= Instruction =
Please transcribe the listing below in full and word for word, without its pictures.

Data entries

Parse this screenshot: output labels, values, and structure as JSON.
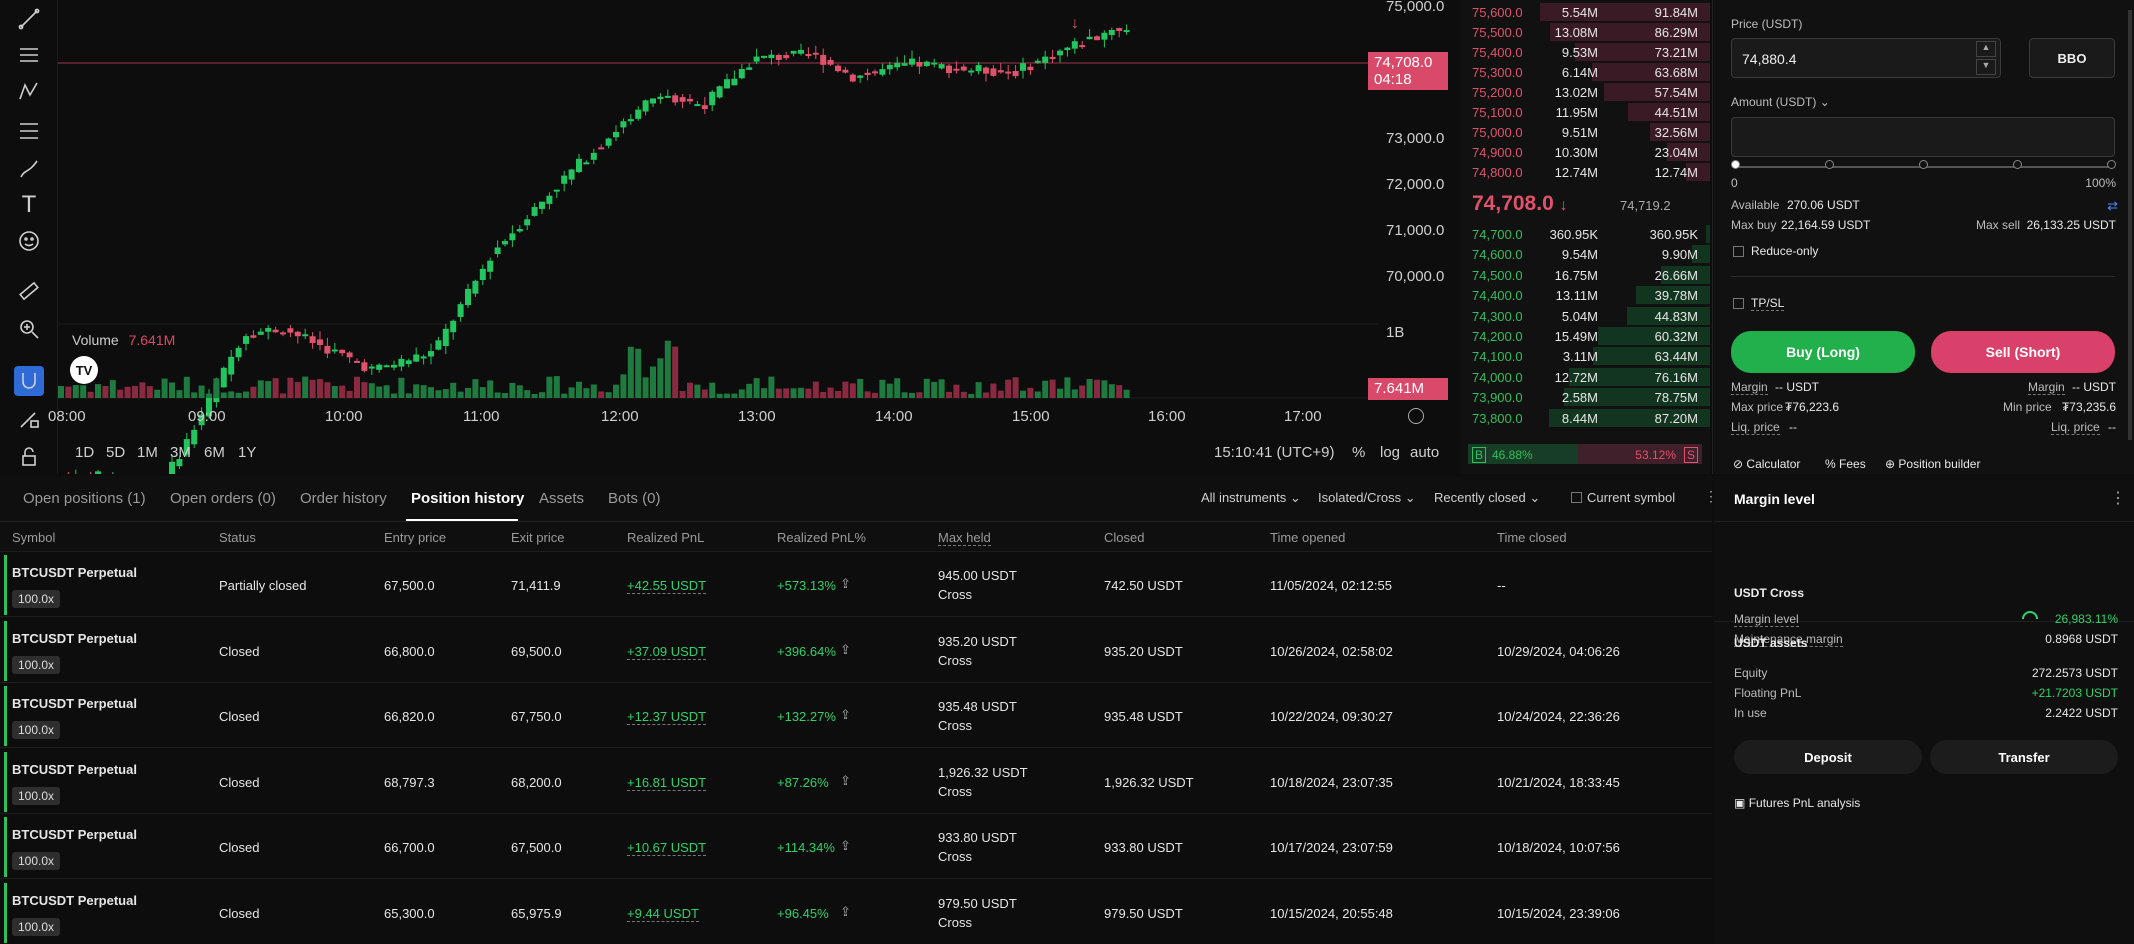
{
  "toolbar": {
    "icons": [
      "trend-line-icon",
      "horizontal-lines-icon",
      "pattern-icon",
      "fib-icon",
      "brush-icon",
      "text-icon",
      "emoji-icon",
      "ruler-icon",
      "zoom-in-icon",
      "magnet-icon",
      "lock-draw-icon",
      "lock-icon"
    ]
  },
  "chart": {
    "price_axis": [
      "75,000.0",
      "74,000.0",
      "73,000.0",
      "72,000.0",
      "71,000.0",
      "70,000.0"
    ],
    "last_price": "74,708.0",
    "countdown": "04:18",
    "volume_label": "Volume",
    "volume_value": "7.641M",
    "volume_axis": "1B",
    "volume_tag": "7.641M",
    "time_labels": [
      "08:00",
      "09:00",
      "10:00",
      "11:00",
      "12:00",
      "13:00",
      "14:00",
      "15:00",
      "16:00",
      "17:00"
    ],
    "timeframes": [
      "1D",
      "5D",
      "1M",
      "3M",
      "6M",
      "1Y"
    ],
    "clock": "15:10:41 (UTC+9)",
    "scale_pct": "%",
    "scale_log": "log",
    "scale_auto": "auto",
    "tv_logo": "TV"
  },
  "orderbook": {
    "asks": [
      [
        "75,600.0",
        "5.54M",
        "91.84M"
      ],
      [
        "75,500.0",
        "13.08M",
        "86.29M"
      ],
      [
        "75,400.0",
        "9.53M",
        "73.21M"
      ],
      [
        "75,300.0",
        "6.14M",
        "63.68M"
      ],
      [
        "75,200.0",
        "13.02M",
        "57.54M"
      ],
      [
        "75,100.0",
        "11.95M",
        "44.51M"
      ],
      [
        "75,000.0",
        "9.51M",
        "32.56M"
      ],
      [
        "74,900.0",
        "10.30M",
        "23.04M"
      ],
      [
        "74,800.0",
        "12.74M",
        "12.74M"
      ]
    ],
    "mid_price": "74,708.0",
    "mid_arrow": "↓",
    "mark_price": "74,719.2",
    "bids": [
      [
        "74,700.0",
        "360.95K",
        "360.95K"
      ],
      [
        "74,600.0",
        "9.54M",
        "9.90M"
      ],
      [
        "74,500.0",
        "16.75M",
        "26.66M"
      ],
      [
        "74,400.0",
        "13.11M",
        "39.78M"
      ],
      [
        "74,300.0",
        "5.04M",
        "44.83M"
      ],
      [
        "74,200.0",
        "15.49M",
        "60.32M"
      ],
      [
        "74,100.0",
        "3.11M",
        "63.44M"
      ],
      [
        "74,000.0",
        "12.72M",
        "76.16M"
      ],
      [
        "73,900.0",
        "2.58M",
        "78.75M"
      ],
      [
        "73,800.0",
        "8.44M",
        "87.20M"
      ]
    ],
    "buy_ratio_label": "B",
    "buy_ratio": "46.88%",
    "sell_ratio": "53.12%",
    "sell_ratio_label": "S"
  },
  "form": {
    "price_label": "Price (USDT)",
    "price_value": "74,880.4",
    "bbo": "BBO",
    "amount_label": "Amount (USDT)",
    "slider_min": "0",
    "slider_max": "100%",
    "available_label": "Available",
    "available_value": "270.06 USDT",
    "max_buy_label": "Max buy",
    "max_buy_value": "22,164.59 USDT",
    "max_sell_label": "Max sell",
    "max_sell_value": "26,133.25 USDT",
    "reduce_only": "Reduce-only",
    "tpsl": "TP/SL",
    "buy": "Buy (Long)",
    "sell": "Sell (Short)",
    "margin_buy_label": "Margin",
    "margin_buy_value": "-- USDT",
    "margin_sell_label": "Margin",
    "margin_sell_value": "-- USDT",
    "max_price_label": "Max price",
    "max_price_value": "₮76,223.6",
    "min_price_label": "Min price",
    "min_price_value": "₮73,235.6",
    "liq_buy_label": "Liq. price",
    "liq_buy_value": "--",
    "liq_sell_label": "Liq. price",
    "liq_sell_value": "--",
    "calculator": "Calculator",
    "fees": "Fees",
    "position_builder": "Position builder"
  },
  "tabs": {
    "items": [
      "Open positions (1)",
      "Open orders (0)",
      "Order history",
      "Position history",
      "Assets",
      "Bots (0)"
    ],
    "filters": [
      "All instruments",
      "Isolated/Cross",
      "Recently closed"
    ],
    "current_symbol": "Current symbol"
  },
  "table": {
    "headers": [
      "Symbol",
      "Status",
      "Entry price",
      "Exit price",
      "Realized PnL",
      "Realized PnL%",
      "Max held",
      "Closed",
      "Time opened",
      "Time closed"
    ],
    "rows": [
      {
        "symbol": "BTCUSDT Perpetual",
        "lev": "100.0x",
        "status": "Partially closed",
        "entry": "67,500.0",
        "exit": "71,411.9",
        "pnl": "+42.55 USDT",
        "pnlpct": "+573.13%",
        "max": "945.00 USDT",
        "mode": "Cross",
        "closed": "742.50 USDT",
        "opened": "11/05/2024, 02:12:55",
        "tclosed": "--"
      },
      {
        "symbol": "BTCUSDT Perpetual",
        "lev": "100.0x",
        "status": "Closed",
        "entry": "66,800.0",
        "exit": "69,500.0",
        "pnl": "+37.09 USDT",
        "pnlpct": "+396.64%",
        "max": "935.20 USDT",
        "mode": "Cross",
        "closed": "935.20 USDT",
        "opened": "10/26/2024, 02:58:02",
        "tclosed": "10/29/2024, 04:06:26"
      },
      {
        "symbol": "BTCUSDT Perpetual",
        "lev": "100.0x",
        "status": "Closed",
        "entry": "66,820.0",
        "exit": "67,750.0",
        "pnl": "+12.37 USDT",
        "pnlpct": "+132.27%",
        "max": "935.48 USDT",
        "mode": "Cross",
        "closed": "935.48 USDT",
        "opened": "10/22/2024, 09:30:27",
        "tclosed": "10/24/2024, 22:36:26"
      },
      {
        "symbol": "BTCUSDT Perpetual",
        "lev": "100.0x",
        "status": "Closed",
        "entry": "68,797.3",
        "exit": "68,200.0",
        "pnl": "+16.81 USDT",
        "pnlpct": "+87.26%",
        "max": "1,926.32 USDT",
        "mode": "Cross",
        "closed": "1,926.32 USDT",
        "opened": "10/18/2024, 23:07:35",
        "tclosed": "10/21/2024, 18:33:45"
      },
      {
        "symbol": "BTCUSDT Perpetual",
        "lev": "100.0x",
        "status": "Closed",
        "entry": "66,700.0",
        "exit": "67,500.0",
        "pnl": "+10.67 USDT",
        "pnlpct": "+114.34%",
        "max": "933.80 USDT",
        "mode": "Cross",
        "closed": "933.80 USDT",
        "opened": "10/17/2024, 23:07:59",
        "tclosed": "10/18/2024, 10:07:56"
      },
      {
        "symbol": "BTCUSDT Perpetual",
        "lev": "100.0x",
        "status": "Closed",
        "entry": "65,300.0",
        "exit": "65,975.9",
        "pnl": "+9.44 USDT",
        "pnlpct": "+96.45%",
        "max": "979.50 USDT",
        "mode": "Cross",
        "closed": "979.50 USDT",
        "opened": "10/15/2024, 20:55:48",
        "tclosed": "10/15/2024, 23:39:06"
      }
    ]
  },
  "margin": {
    "title": "Margin level",
    "cross_title": "USDT Cross",
    "margin_level_label": "Margin level",
    "margin_level_value": "26,983.11%",
    "maint_label": "Maintenance margin",
    "maint_value": "0.8968 USDT",
    "assets_title": "USDT assets",
    "equity_label": "Equity",
    "equity_value": "272.2573 USDT",
    "floating_label": "Floating PnL",
    "floating_value": "+21.7203 USDT",
    "inuse_label": "In use",
    "inuse_value": "2.2422 USDT",
    "deposit": "Deposit",
    "transfer": "Transfer",
    "analysis": "Futures PnL analysis"
  },
  "colors": {
    "up": "#22c55e",
    "down": "#e0516c",
    "accent": "#2f6bd6"
  }
}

= Written solution =
Parse this screenshot: output labels, values, and structure as JSON.
{
  "toolbar": {
    "icons": [
      "trend-line-icon",
      "horizontal-lines-icon",
      "pattern-icon",
      "fib-icon",
      "brush-icon",
      "text-icon",
      "emoji-icon",
      "ruler-icon",
      "zoom-in-icon",
      "magnet-icon",
      "lock-draw-icon",
      "lock-icon"
    ]
  },
  "chart": {
    "price_axis": [
      "75,000.0",
      "74,000.0",
      "73,000.0",
      "72,000.0",
      "71,000.0",
      "70,000.0"
    ],
    "last_price": "74,708.0",
    "countdown": "04:18",
    "volume_label": "Volume",
    "volume_value": "7.641M",
    "volume_axis": "1B",
    "volume_tag": "7.641M",
    "time_labels": [
      "08:00",
      "09:00",
      "10:00",
      "11:00",
      "12:00",
      "13:00",
      "14:00",
      "15:00",
      "16:00",
      "17:00"
    ],
    "timeframes": [
      "1D",
      "5D",
      "1M",
      "3M",
      "6M",
      "1Y"
    ],
    "clock": "15:10:41 (UTC+9)",
    "scale_pct": "%",
    "scale_log": "log",
    "scale_auto": "auto",
    "tv_logo": "TV"
  },
  "orderbook": {
    "asks": [
      [
        "75,600.0",
        "5.54M",
        "91.84M"
      ],
      [
        "75,500.0",
        "13.08M",
        "86.29M"
      ],
      [
        "75,400.0",
        "9.53M",
        "73.21M"
      ],
      [
        "75,300.0",
        "6.14M",
        "63.68M"
      ],
      [
        "75,200.0",
        "13.02M",
        "57.54M"
      ],
      [
        "75,100.0",
        "11.95M",
        "44.51M"
      ],
      [
        "75,000.0",
        "9.51M",
        "32.56M"
      ],
      [
        "74,900.0",
        "10.30M",
        "23.04M"
      ],
      [
        "74,800.0",
        "12.74M",
        "12.74M"
      ]
    ],
    "mid_price": "74,708.0",
    "mid_arrow": "↓",
    "mark_price": "74,719.2",
    "bids": [
      [
        "74,700.0",
        "360.95K",
        "360.95K"
      ],
      [
        "74,600.0",
        "9.54M",
        "9.90M"
      ],
      [
        "74,500.0",
        "16.75M",
        "26.66M"
      ],
      [
        "74,400.0",
        "13.11M",
        "39.78M"
      ],
      [
        "74,300.0",
        "5.04M",
        "44.83M"
      ],
      [
        "74,200.0",
        "15.49M",
        "60.32M"
      ],
      [
        "74,100.0",
        "3.11M",
        "63.44M"
      ],
      [
        "74,000.0",
        "12.72M",
        "76.16M"
      ],
      [
        "73,900.0",
        "2.58M",
        "78.75M"
      ],
      [
        "73,800.0",
        "8.44M",
        "87.20M"
      ]
    ],
    "buy_ratio_label": "B",
    "buy_ratio": "46.88%",
    "sell_ratio": "53.12%",
    "sell_ratio_label": "S"
  },
  "form": {
    "price_label": "Price (USDT)",
    "price_value": "74,880.4",
    "bbo": "BBO",
    "amount_label": "Amount (USDT)",
    "slider_min": "0",
    "slider_max": "100%",
    "available_label": "Available",
    "available_value": "270.06 USDT",
    "max_buy_label": "Max buy",
    "max_buy_value": "22,164.59 USDT",
    "max_sell_label": "Max sell",
    "max_sell_value": "26,133.25 USDT",
    "reduce_only": "Reduce-only",
    "tpsl": "TP/SL",
    "buy": "Buy (Long)",
    "sell": "Sell (Short)",
    "margin_buy_label": "Margin",
    "margin_buy_value": "-- USDT",
    "margin_sell_label": "Margin",
    "margin_sell_value": "-- USDT",
    "max_price_label": "Max price",
    "max_price_value": "₮76,223.6",
    "min_price_label": "Min price",
    "min_price_value": "₮73,235.6",
    "liq_buy_label": "Liq. price",
    "liq_buy_value": "--",
    "liq_sell_label": "Liq. price",
    "liq_sell_value": "--",
    "calculator": "Calculator",
    "fees": "Fees",
    "position_builder": "Position builder"
  },
  "tabs": {
    "items": [
      "Open positions (1)",
      "Open orders (0)",
      "Order history",
      "Position history",
      "Assets",
      "Bots (0)"
    ],
    "filters": [
      "All instruments",
      "Isolated/Cross",
      "Recently closed"
    ],
    "current_symbol": "Current symbol"
  },
  "table": {
    "headers": [
      "Symbol",
      "Status",
      "Entry price",
      "Exit price",
      "Realized PnL",
      "Realized PnL%",
      "Max held",
      "Closed",
      "Time opened",
      "Time closed"
    ],
    "rows": [
      {
        "symbol": "BTCUSDT Perpetual",
        "lev": "100.0x",
        "status": "Partially closed",
        "entry": "67,500.0",
        "exit": "71,411.9",
        "pnl": "+42.55 USDT",
        "pnlpct": "+573.13%",
        "max": "945.00 USDT",
        "mode": "Cross",
        "closed": "742.50 USDT",
        "opened": "11/05/2024, 02:12:55",
        "tclosed": "--"
      },
      {
        "symbol": "BTCUSDT Perpetual",
        "lev": "100.0x",
        "status": "Closed",
        "entry": "66,800.0",
        "exit": "69,500.0",
        "pnl": "+37.09 USDT",
        "pnlpct": "+396.64%",
        "max": "935.20 USDT",
        "mode": "Cross",
        "closed": "935.20 USDT",
        "opened": "10/26/2024, 02:58:02",
        "tclosed": "10/29/2024, 04:06:26"
      },
      {
        "symbol": "BTCUSDT Perpetual",
        "lev": "100.0x",
        "status": "Closed",
        "entry": "66,820.0",
        "exit": "67,750.0",
        "pnl": "+12.37 USDT",
        "pnlpct": "+132.27%",
        "max": "935.48 USDT",
        "mode": "Cross",
        "closed": "935.48 USDT",
        "opened": "10/22/2024, 09:30:27",
        "tclosed": "10/24/2024, 22:36:26"
      },
      {
        "symbol": "BTCUSDT Perpetual",
        "lev": "100.0x",
        "status": "Closed",
        "entry": "68,797.3",
        "exit": "68,200.0",
        "pnl": "+16.81 USDT",
        "pnlpct": "+87.26%",
        "max": "1,926.32 USDT",
        "mode": "Cross",
        "closed": "1,926.32 USDT",
        "opened": "10/18/2024, 23:07:35",
        "tclosed": "10/21/2024, 18:33:45"
      },
      {
        "symbol": "BTCUSDT Perpetual",
        "lev": "100.0x",
        "status": "Closed",
        "entry": "66,700.0",
        "exit": "67,500.0",
        "pnl": "+10.67 USDT",
        "pnlpct": "+114.34%",
        "max": "933.80 USDT",
        "mode": "Cross",
        "closed": "933.80 USDT",
        "opened": "10/17/2024, 23:07:59",
        "tclosed": "10/18/2024, 10:07:56"
      },
      {
        "symbol": "BTCUSDT Perpetual",
        "lev": "100.0x",
        "status": "Closed",
        "entry": "65,300.0",
        "exit": "65,975.9",
        "pnl": "+9.44 USDT",
        "pnlpct": "+96.45%",
        "max": "979.50 USDT",
        "mode": "Cross",
        "closed": "979.50 USDT",
        "opened": "10/15/2024, 20:55:48",
        "tclosed": "10/15/2024, 23:39:06"
      }
    ]
  },
  "margin": {
    "title": "Margin level",
    "cross_title": "USDT Cross",
    "margin_level_label": "Margin level",
    "margin_level_value": "26,983.11%",
    "maint_label": "Maintenance margin",
    "maint_value": "0.8968 USDT",
    "assets_title": "USDT assets",
    "equity_label": "Equity",
    "equity_value": "272.2573 USDT",
    "floating_label": "Floating PnL",
    "floating_value": "+21.7203 USDT",
    "inuse_label": "In use",
    "inuse_value": "2.2422 USDT",
    "deposit": "Deposit",
    "transfer": "Transfer",
    "analysis": "Futures PnL analysis"
  },
  "colors": {
    "up": "#22c55e",
    "down": "#e0516c",
    "accent": "#2f6bd6"
  }
}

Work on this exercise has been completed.